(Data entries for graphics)
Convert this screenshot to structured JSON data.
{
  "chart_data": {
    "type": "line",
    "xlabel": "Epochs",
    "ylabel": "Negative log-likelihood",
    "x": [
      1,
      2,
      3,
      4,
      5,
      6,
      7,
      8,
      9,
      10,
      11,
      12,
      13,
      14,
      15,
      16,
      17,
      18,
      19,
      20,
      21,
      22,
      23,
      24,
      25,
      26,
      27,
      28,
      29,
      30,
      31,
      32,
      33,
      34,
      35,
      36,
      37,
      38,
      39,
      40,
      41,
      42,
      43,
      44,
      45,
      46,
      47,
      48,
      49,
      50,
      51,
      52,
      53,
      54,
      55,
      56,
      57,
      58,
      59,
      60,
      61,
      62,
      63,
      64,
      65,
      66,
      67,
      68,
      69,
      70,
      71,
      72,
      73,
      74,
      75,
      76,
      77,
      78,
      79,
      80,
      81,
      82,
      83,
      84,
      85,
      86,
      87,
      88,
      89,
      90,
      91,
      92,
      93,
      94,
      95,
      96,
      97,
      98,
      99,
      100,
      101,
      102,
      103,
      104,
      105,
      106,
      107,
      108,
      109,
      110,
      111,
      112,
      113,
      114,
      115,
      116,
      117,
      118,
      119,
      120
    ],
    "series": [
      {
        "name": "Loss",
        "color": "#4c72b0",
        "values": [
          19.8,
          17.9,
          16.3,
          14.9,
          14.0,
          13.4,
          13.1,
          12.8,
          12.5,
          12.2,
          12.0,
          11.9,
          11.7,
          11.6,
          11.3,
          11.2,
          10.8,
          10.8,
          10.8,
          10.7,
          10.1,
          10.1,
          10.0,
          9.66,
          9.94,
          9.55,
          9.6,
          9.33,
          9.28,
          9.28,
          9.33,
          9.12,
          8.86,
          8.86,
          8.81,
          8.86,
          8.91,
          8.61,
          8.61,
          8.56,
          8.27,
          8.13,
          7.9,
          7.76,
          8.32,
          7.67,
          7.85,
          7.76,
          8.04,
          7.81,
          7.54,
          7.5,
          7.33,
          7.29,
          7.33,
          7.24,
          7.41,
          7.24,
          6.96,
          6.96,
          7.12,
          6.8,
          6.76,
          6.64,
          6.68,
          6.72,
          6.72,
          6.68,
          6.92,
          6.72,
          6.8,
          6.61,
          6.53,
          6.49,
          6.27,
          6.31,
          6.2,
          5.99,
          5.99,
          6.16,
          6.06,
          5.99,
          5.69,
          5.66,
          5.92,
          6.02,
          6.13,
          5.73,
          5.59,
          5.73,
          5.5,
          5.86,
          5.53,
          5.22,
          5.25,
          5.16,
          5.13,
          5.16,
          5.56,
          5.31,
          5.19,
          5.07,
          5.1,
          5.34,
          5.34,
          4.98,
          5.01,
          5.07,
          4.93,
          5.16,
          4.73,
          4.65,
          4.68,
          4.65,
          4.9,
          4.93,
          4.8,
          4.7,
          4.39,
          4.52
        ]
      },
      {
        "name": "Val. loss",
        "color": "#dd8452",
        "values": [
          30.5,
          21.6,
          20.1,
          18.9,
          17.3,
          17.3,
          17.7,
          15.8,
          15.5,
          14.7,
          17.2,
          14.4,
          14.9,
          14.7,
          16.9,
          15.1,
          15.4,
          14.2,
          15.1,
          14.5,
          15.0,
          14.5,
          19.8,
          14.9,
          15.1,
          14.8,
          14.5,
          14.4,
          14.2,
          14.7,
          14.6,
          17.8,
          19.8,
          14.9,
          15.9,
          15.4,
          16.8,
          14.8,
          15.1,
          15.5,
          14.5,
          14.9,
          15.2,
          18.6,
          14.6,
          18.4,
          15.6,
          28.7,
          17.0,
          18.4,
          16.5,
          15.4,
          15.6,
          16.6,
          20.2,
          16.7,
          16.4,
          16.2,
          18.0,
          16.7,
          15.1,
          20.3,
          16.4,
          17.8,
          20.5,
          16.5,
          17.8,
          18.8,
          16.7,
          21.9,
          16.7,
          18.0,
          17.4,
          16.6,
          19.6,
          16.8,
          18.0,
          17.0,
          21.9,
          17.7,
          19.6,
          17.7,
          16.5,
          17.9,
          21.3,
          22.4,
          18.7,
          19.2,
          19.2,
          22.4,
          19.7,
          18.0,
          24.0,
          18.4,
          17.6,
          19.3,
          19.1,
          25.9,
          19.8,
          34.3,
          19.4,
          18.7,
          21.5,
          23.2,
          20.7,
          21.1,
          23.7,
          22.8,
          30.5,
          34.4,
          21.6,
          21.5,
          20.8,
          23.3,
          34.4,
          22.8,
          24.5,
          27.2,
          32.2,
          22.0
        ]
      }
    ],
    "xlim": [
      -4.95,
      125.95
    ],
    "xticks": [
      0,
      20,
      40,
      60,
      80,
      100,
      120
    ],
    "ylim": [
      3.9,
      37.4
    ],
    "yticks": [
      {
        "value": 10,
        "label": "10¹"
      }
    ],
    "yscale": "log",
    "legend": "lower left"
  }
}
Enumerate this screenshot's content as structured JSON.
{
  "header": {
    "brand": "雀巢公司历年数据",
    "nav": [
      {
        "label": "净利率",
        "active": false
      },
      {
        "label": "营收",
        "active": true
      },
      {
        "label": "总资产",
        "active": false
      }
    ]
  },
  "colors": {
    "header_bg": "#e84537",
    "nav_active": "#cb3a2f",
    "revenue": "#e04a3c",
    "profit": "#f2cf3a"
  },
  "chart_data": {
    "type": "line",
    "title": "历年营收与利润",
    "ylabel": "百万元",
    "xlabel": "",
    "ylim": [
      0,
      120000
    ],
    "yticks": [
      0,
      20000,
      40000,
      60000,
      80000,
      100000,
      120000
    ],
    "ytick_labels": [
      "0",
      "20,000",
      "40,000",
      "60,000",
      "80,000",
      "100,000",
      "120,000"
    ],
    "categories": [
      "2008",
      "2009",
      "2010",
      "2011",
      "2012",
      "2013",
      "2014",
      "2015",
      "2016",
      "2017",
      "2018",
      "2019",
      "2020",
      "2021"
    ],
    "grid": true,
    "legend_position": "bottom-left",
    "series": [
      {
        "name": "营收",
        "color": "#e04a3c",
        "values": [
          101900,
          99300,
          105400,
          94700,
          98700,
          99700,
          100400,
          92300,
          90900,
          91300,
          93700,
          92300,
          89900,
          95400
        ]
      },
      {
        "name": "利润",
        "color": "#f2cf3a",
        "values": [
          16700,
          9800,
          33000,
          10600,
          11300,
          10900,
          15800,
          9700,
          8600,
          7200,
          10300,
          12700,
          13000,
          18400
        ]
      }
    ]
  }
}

- Stated problem
Copy out the whole listing exactly.

- Worked answer
Convert this screenshot to structured JSON data.
{
  "chart_data": {
    "type": "line",
    "xlabel": "Epochs",
    "ylabel": "Negative log-likelihood",
    "x": [
      1,
      2,
      3,
      4,
      5,
      6,
      7,
      8,
      9,
      10,
      11,
      12,
      13,
      14,
      15,
      16,
      17,
      18,
      19,
      20,
      21,
      22,
      23,
      24,
      25,
      26,
      27,
      28,
      29,
      30,
      31,
      32,
      33,
      34,
      35,
      36,
      37,
      38,
      39,
      40,
      41,
      42,
      43,
      44,
      45,
      46,
      47,
      48,
      49,
      50,
      51,
      52,
      53,
      54,
      55,
      56,
      57,
      58,
      59,
      60,
      61,
      62,
      63,
      64,
      65,
      66,
      67,
      68,
      69,
      70,
      71,
      72,
      73,
      74,
      75,
      76,
      77,
      78,
      79,
      80,
      81,
      82,
      83,
      84,
      85,
      86,
      87,
      88,
      89,
      90,
      91,
      92,
      93,
      94,
      95,
      96,
      97,
      98,
      99,
      100,
      101,
      102,
      103,
      104,
      105,
      106,
      107,
      108,
      109,
      110,
      111,
      112,
      113,
      114,
      115,
      116,
      117,
      118,
      119,
      120
    ],
    "series": [
      {
        "name": "Loss",
        "color": "#4c72b0",
        "values": [
          19.8,
          17.9,
          16.3,
          14.9,
          14.0,
          13.4,
          13.1,
          12.8,
          12.5,
          12.2,
          12.0,
          11.9,
          11.7,
          11.6,
          11.3,
          11.2,
          10.8,
          10.8,
          10.8,
          10.7,
          10.1,
          10.1,
          10.0,
          9.66,
          9.94,
          9.55,
          9.6,
          9.33,
          9.28,
          9.28,
          9.33,
          9.12,
          8.86,
          8.86,
          8.81,
          8.86,
          8.91,
          8.61,
          8.61,
          8.56,
          8.27,
          8.13,
          7.9,
          7.76,
          8.32,
          7.67,
          7.85,
          7.76,
          8.04,
          7.81,
          7.54,
          7.5,
          7.33,
          7.29,
          7.33,
          7.24,
          7.41,
          7.24,
          6.96,
          6.96,
          7.12,
          6.8,
          6.76,
          6.64,
          6.68,
          6.72,
          6.72,
          6.68,
          6.92,
          6.72,
          6.8,
          6.61,
          6.53,
          6.49,
          6.27,
          6.31,
          6.2,
          5.99,
          5.99,
          6.16,
          6.06,
          5.99,
          5.69,
          5.66,
          5.92,
          6.02,
          6.13,
          5.73,
          5.59,
          5.73,
          5.5,
          5.86,
          5.53,
          5.22,
          5.25,
          5.16,
          5.13,
          5.16,
          5.56,
          5.31,
          5.19,
          5.07,
          5.1,
          5.34,
          5.34,
          4.98,
          5.01,
          5.07,
          4.93,
          5.16,
          4.73,
          4.65,
          4.68,
          4.65,
          4.9,
          4.93,
          4.8,
          4.7,
          4.39,
          4.52
        ]
      },
      {
        "name": "Val. loss",
        "color": "#dd8452",
        "values": [
          30.5,
          21.6,
          20.1,
          18.9,
          17.3,
          17.3,
          17.7,
          15.8,
          15.5,
          14.7,
          17.2,
          14.4,
          14.9,
          14.7,
          16.9,
          15.1,
          15.4,
          14.2,
          15.1,
          14.5,
          15.0,
          14.5,
          19.8,
          14.9,
          15.1,
          14.8,
          14.5,
          14.4,
          14.2,
          14.7,
          14.6,
          17.8,
          19.8,
          14.9,
          15.9,
          15.4,
          16.8,
          14.8,
          15.1,
          15.5,
          14.5,
          14.9,
          15.2,
          18.6,
          14.6,
          18.4,
          15.6,
          28.7,
          17.0,
          18.4,
          16.5,
          15.4,
          15.6,
          16.6,
          20.2,
          16.7,
          16.4,
          16.2,
          18.0,
          16.7,
          15.1,
          20.3,
          16.4,
          17.8,
          20.5,
          16.5,
          17.8,
          18.8,
          16.7,
          21.9,
          16.7,
          18.0,
          17.4,
          16.6,
          19.6,
          16.8,
          18.0,
          17.0,
          21.9,
          17.7,
          19.6,
          17.7,
          16.5,
          17.9,
          21.3,
          22.4,
          18.7,
          19.2,
          19.2,
          22.4,
          19.7,
          18.0,
          24.0,
          18.4,
          17.6,
          19.3,
          19.1,
          25.9,
          19.8,
          34.3,
          19.4,
          18.7,
          21.5,
          23.2,
          20.7,
          21.1,
          23.7,
          22.8,
          30.5,
          34.4,
          21.6,
          21.5,
          20.8,
          23.3,
          34.4,
          22.8,
          24.5,
          27.2,
          32.2,
          22.0
        ]
      }
    ],
    "xlim": [
      -4.95,
      125.95
    ],
    "xticks": [
      0,
      20,
      40,
      60,
      80,
      100,
      120
    ],
    "ylim": [
      3.9,
      37.4
    ],
    "yticks": [
      {
        "value": 10,
        "label": "10¹"
      }
    ],
    "yscale": "log",
    "legend": "lower left"
  }
}
Enumerate this screenshot's content as structured JSON.
{
  "header": {
    "brand": "雀巢公司历年数据",
    "nav": [
      {
        "label": "净利率",
        "active": false
      },
      {
        "label": "营收",
        "active": true
      },
      {
        "label": "总资产",
        "active": false
      }
    ]
  },
  "colors": {
    "header_bg": "#e84537",
    "nav_active": "#cb3a2f",
    "revenue": "#e04a3c",
    "profit": "#f2cf3a"
  },
  "chart_data": {
    "type": "line",
    "title": "历年营收与利润",
    "ylabel": "百万元",
    "xlabel": "",
    "ylim": [
      0,
      120000
    ],
    "yticks": [
      0,
      20000,
      40000,
      60000,
      80000,
      100000,
      120000
    ],
    "ytick_labels": [
      "0",
      "20,000",
      "40,000",
      "60,000",
      "80,000",
      "100,000",
      "120,000"
    ],
    "categories": [
      "2008",
      "2009",
      "2010",
      "2011",
      "2012",
      "2013",
      "2014",
      "2015",
      "2016",
      "2017",
      "2018",
      "2019",
      "2020",
      "2021"
    ],
    "grid": true,
    "legend_position": "bottom-left",
    "series": [
      {
        "name": "营收",
        "color": "#e04a3c",
        "values": [
          101900,
          99300,
          105400,
          94700,
          98700,
          99700,
          100400,
          92300,
          90900,
          91300,
          93700,
          92300,
          89900,
          95400
        ]
      },
      {
        "name": "利润",
        "color": "#f2cf3a",
        "values": [
          16700,
          9800,
          33000,
          10600,
          11300,
          10900,
          15800,
          9700,
          8600,
          7200,
          10300,
          12700,
          13000,
          18400
        ]
      }
    ]
  }
}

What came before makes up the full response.